(Dataset entries)
::::::::

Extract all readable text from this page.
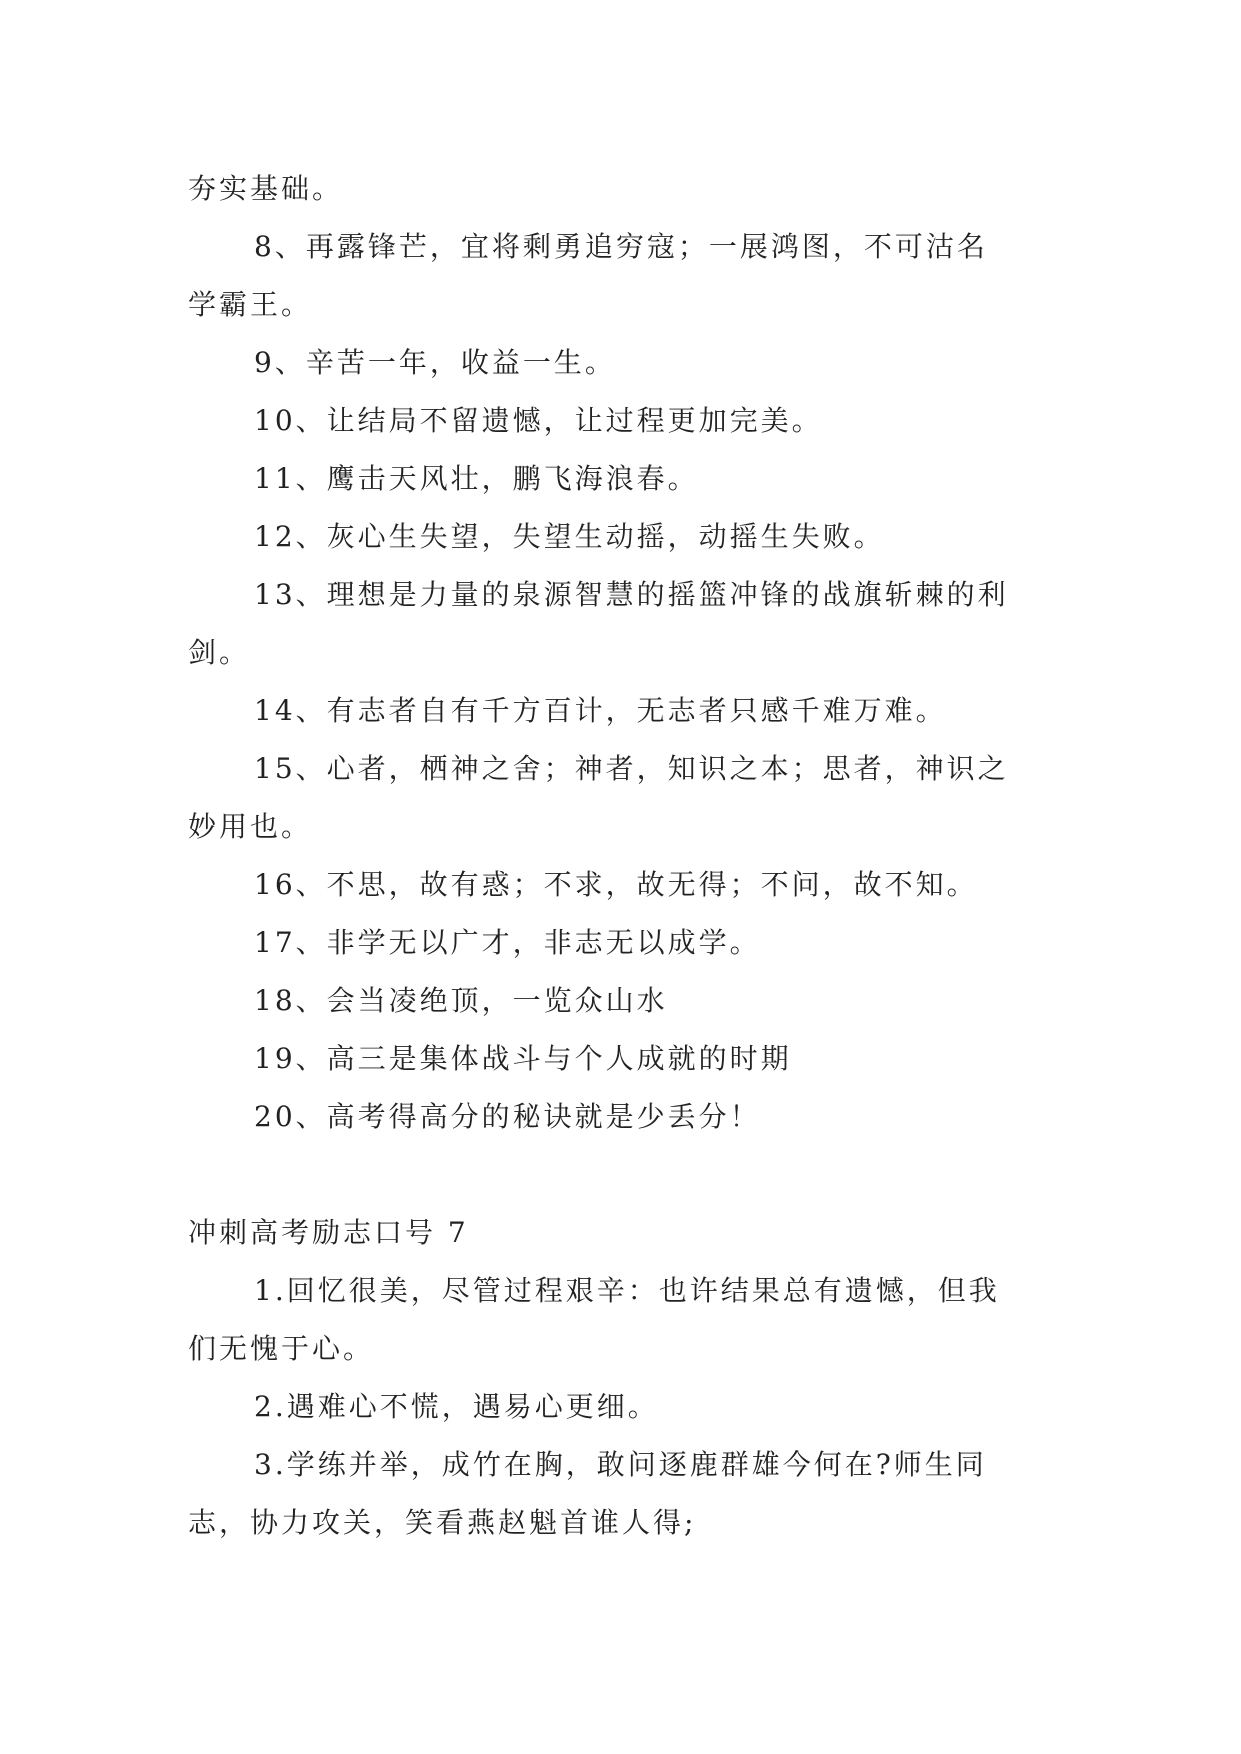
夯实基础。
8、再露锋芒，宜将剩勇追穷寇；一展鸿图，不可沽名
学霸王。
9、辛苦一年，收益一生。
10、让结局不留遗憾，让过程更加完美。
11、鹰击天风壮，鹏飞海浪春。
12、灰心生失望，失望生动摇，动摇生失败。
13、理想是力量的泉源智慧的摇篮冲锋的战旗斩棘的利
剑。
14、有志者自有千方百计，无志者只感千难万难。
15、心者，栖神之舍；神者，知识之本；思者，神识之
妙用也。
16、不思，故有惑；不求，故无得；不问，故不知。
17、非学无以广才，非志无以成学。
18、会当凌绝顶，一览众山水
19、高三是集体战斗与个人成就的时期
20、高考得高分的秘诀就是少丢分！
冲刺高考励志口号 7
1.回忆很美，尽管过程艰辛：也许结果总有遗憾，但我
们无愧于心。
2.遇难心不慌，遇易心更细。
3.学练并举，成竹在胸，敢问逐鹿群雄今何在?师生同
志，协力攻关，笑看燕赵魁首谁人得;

::::::::

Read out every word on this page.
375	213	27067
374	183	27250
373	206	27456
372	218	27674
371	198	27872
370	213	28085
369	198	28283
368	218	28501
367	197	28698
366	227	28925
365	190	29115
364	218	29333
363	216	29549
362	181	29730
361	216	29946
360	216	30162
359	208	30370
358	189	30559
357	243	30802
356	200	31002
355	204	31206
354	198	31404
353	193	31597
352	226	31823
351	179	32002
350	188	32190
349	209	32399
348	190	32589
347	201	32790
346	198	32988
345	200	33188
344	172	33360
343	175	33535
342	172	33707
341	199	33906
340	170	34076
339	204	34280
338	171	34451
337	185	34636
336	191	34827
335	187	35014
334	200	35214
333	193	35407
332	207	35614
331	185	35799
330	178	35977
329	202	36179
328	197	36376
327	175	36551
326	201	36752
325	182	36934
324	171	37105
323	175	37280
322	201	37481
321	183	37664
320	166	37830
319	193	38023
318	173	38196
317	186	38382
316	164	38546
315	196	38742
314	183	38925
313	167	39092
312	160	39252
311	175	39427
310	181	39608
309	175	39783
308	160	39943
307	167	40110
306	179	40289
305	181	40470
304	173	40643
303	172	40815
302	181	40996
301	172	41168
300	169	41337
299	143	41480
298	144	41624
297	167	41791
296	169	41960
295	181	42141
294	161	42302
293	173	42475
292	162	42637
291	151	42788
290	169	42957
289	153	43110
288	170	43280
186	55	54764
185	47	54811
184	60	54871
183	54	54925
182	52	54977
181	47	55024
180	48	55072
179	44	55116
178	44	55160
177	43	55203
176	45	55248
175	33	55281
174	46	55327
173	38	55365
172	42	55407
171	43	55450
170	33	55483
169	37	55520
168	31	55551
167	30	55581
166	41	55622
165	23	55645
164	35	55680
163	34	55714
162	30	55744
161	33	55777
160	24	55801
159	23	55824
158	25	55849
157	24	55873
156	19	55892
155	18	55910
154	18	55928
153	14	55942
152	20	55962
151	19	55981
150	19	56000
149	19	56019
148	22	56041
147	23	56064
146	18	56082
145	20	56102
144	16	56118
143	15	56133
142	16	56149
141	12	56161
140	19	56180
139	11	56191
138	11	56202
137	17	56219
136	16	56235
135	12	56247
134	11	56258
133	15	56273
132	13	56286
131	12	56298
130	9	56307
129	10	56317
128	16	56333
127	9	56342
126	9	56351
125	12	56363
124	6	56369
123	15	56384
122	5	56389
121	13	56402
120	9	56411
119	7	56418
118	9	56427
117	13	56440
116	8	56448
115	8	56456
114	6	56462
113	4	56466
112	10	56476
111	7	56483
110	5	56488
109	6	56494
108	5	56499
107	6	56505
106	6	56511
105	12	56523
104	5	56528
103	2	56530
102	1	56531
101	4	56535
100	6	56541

::::::::

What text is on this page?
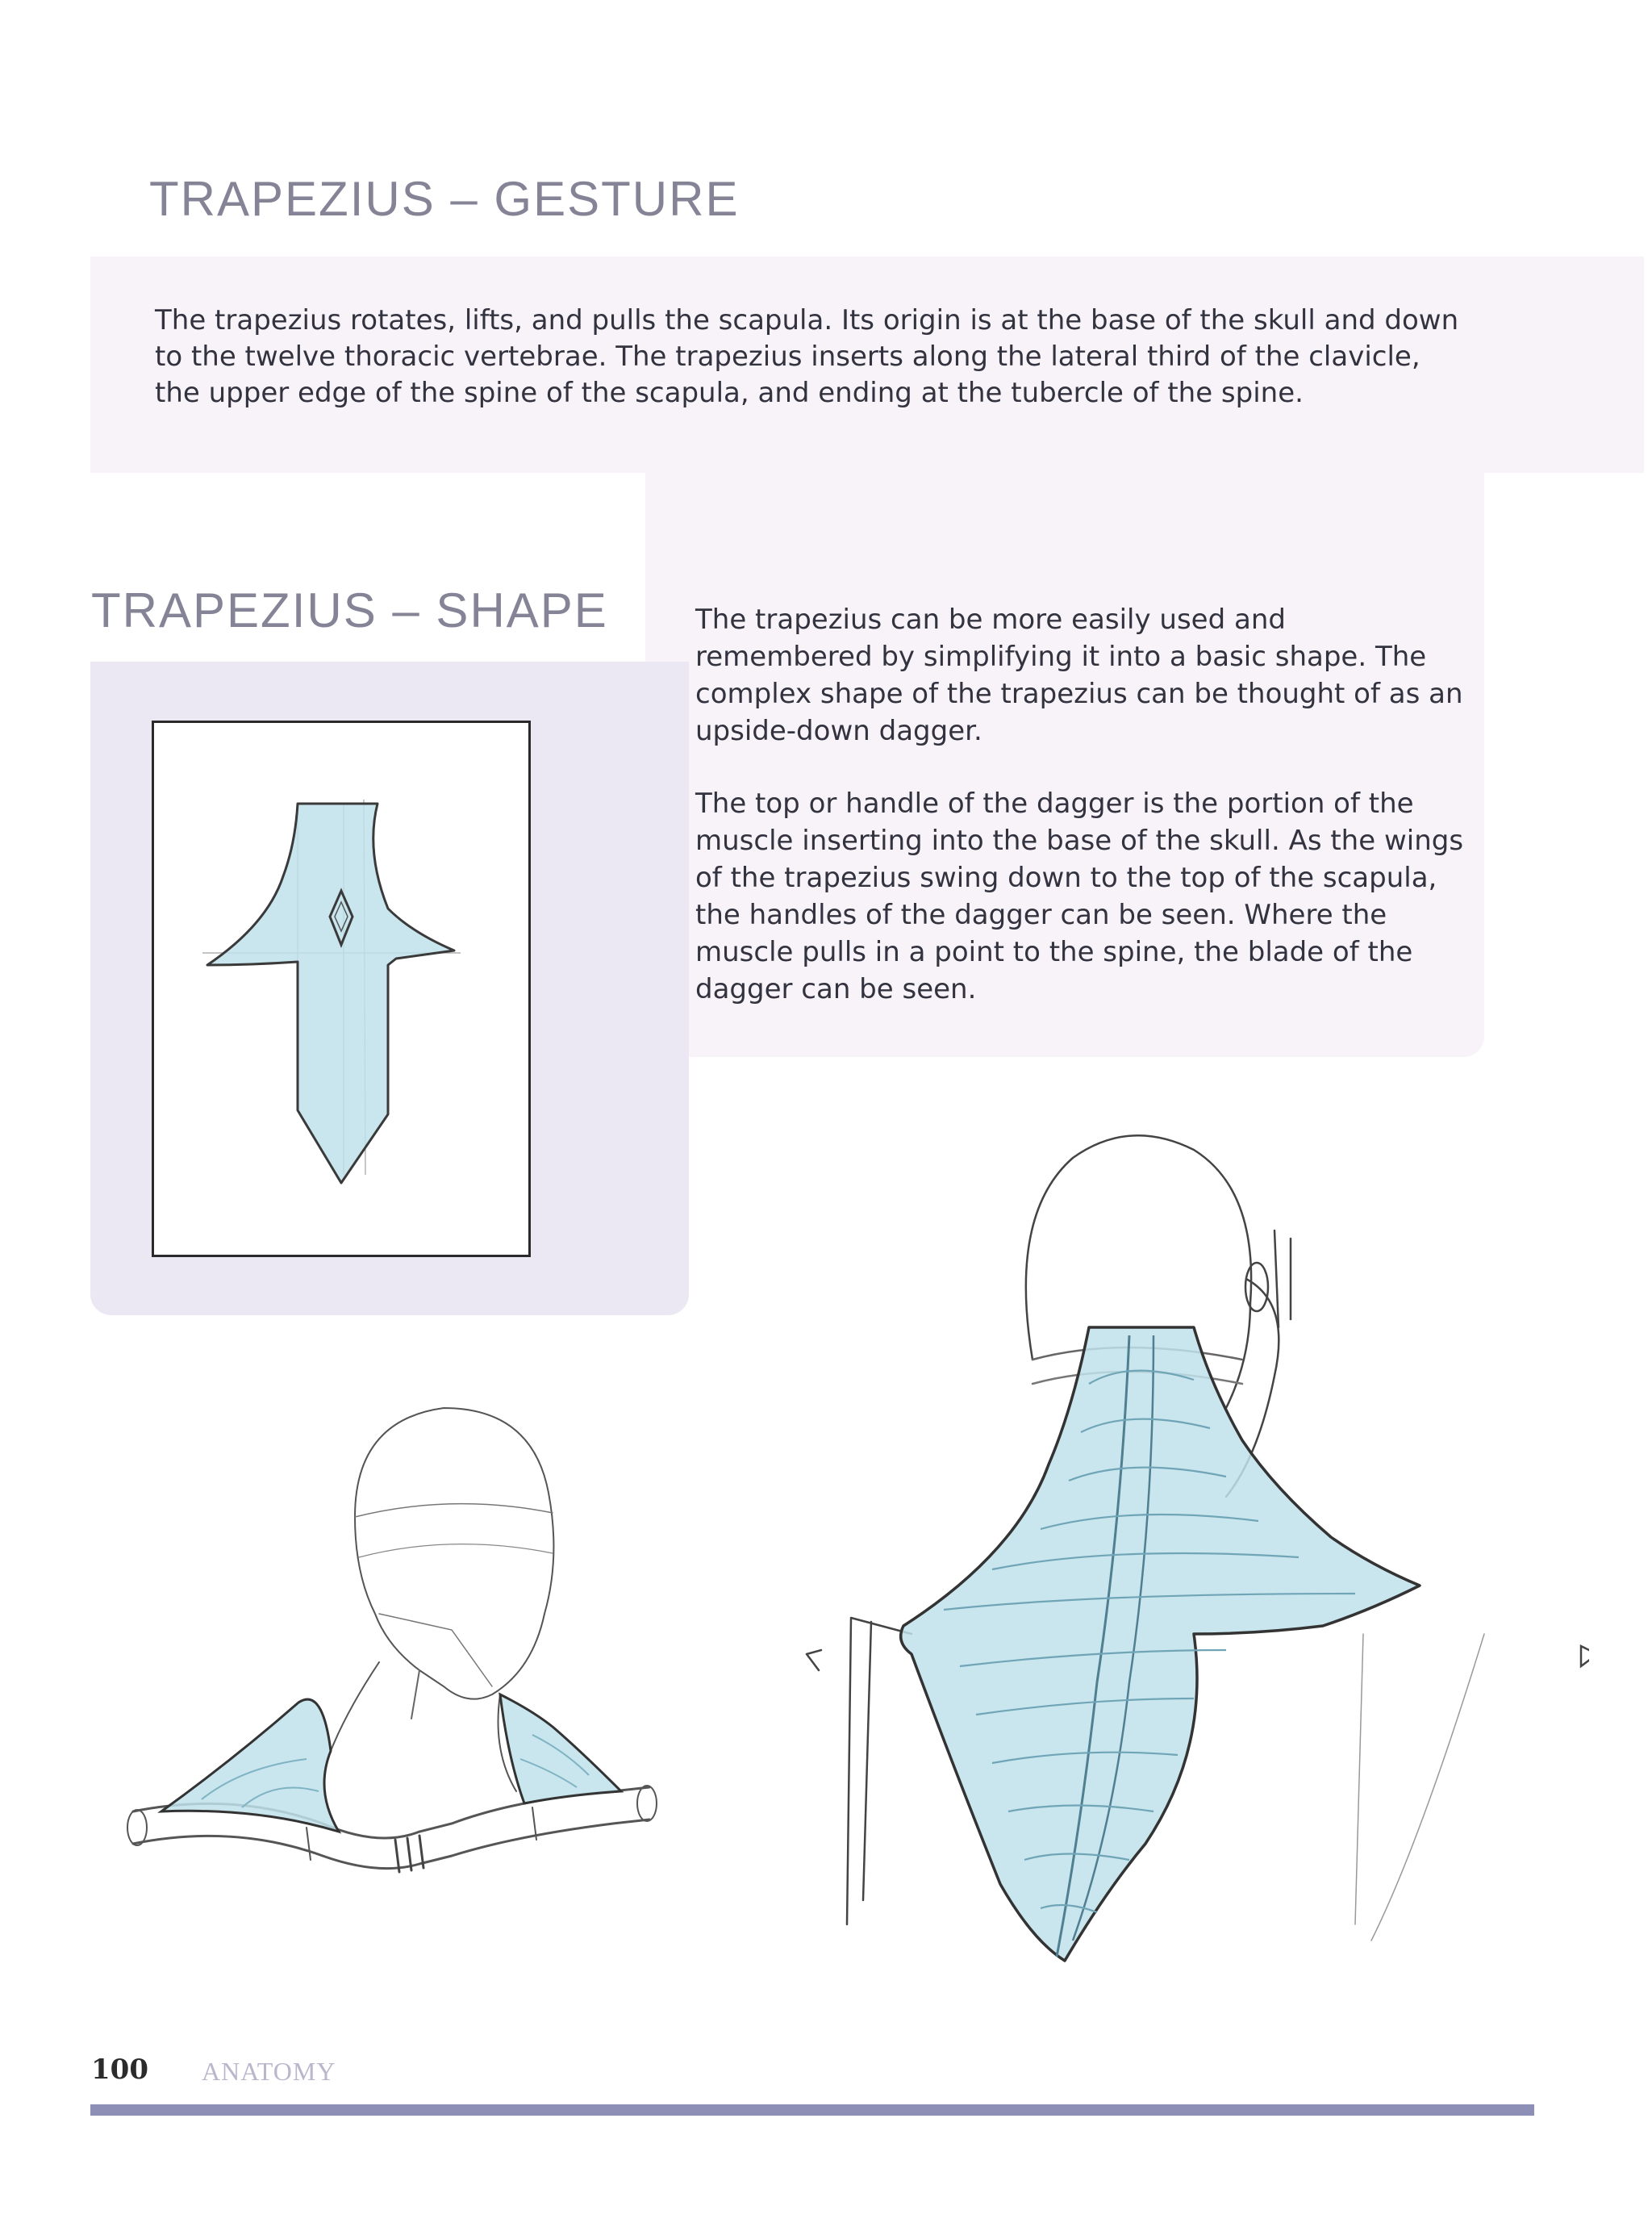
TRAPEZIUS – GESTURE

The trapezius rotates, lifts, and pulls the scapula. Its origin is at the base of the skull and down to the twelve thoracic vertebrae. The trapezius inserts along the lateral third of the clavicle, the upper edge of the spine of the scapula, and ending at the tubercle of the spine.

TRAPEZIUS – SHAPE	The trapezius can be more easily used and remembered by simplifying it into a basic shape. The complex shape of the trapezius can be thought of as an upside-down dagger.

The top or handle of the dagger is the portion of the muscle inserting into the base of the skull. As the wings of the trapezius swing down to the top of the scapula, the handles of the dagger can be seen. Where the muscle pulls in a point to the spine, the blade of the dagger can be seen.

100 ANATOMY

::::::::

Pick out and copy the lines of the entries that hold the string "dagger".

### Solution to this problem
TRAPEZIUS – SHAPE	The trapezius can be more easily used and remembered by simplifying it into a basic shape. The complex shape of the trapezius can be thought of as an upside-down dagger.
The top or handle of the dagger is the portion of the muscle inserting into the base of the skull. As the wings of the trapezius swing down to the top of the scapula, the handles of the dagger can be seen. Where the muscle pulls in a point to the spine, the blade of the dagger can be seen.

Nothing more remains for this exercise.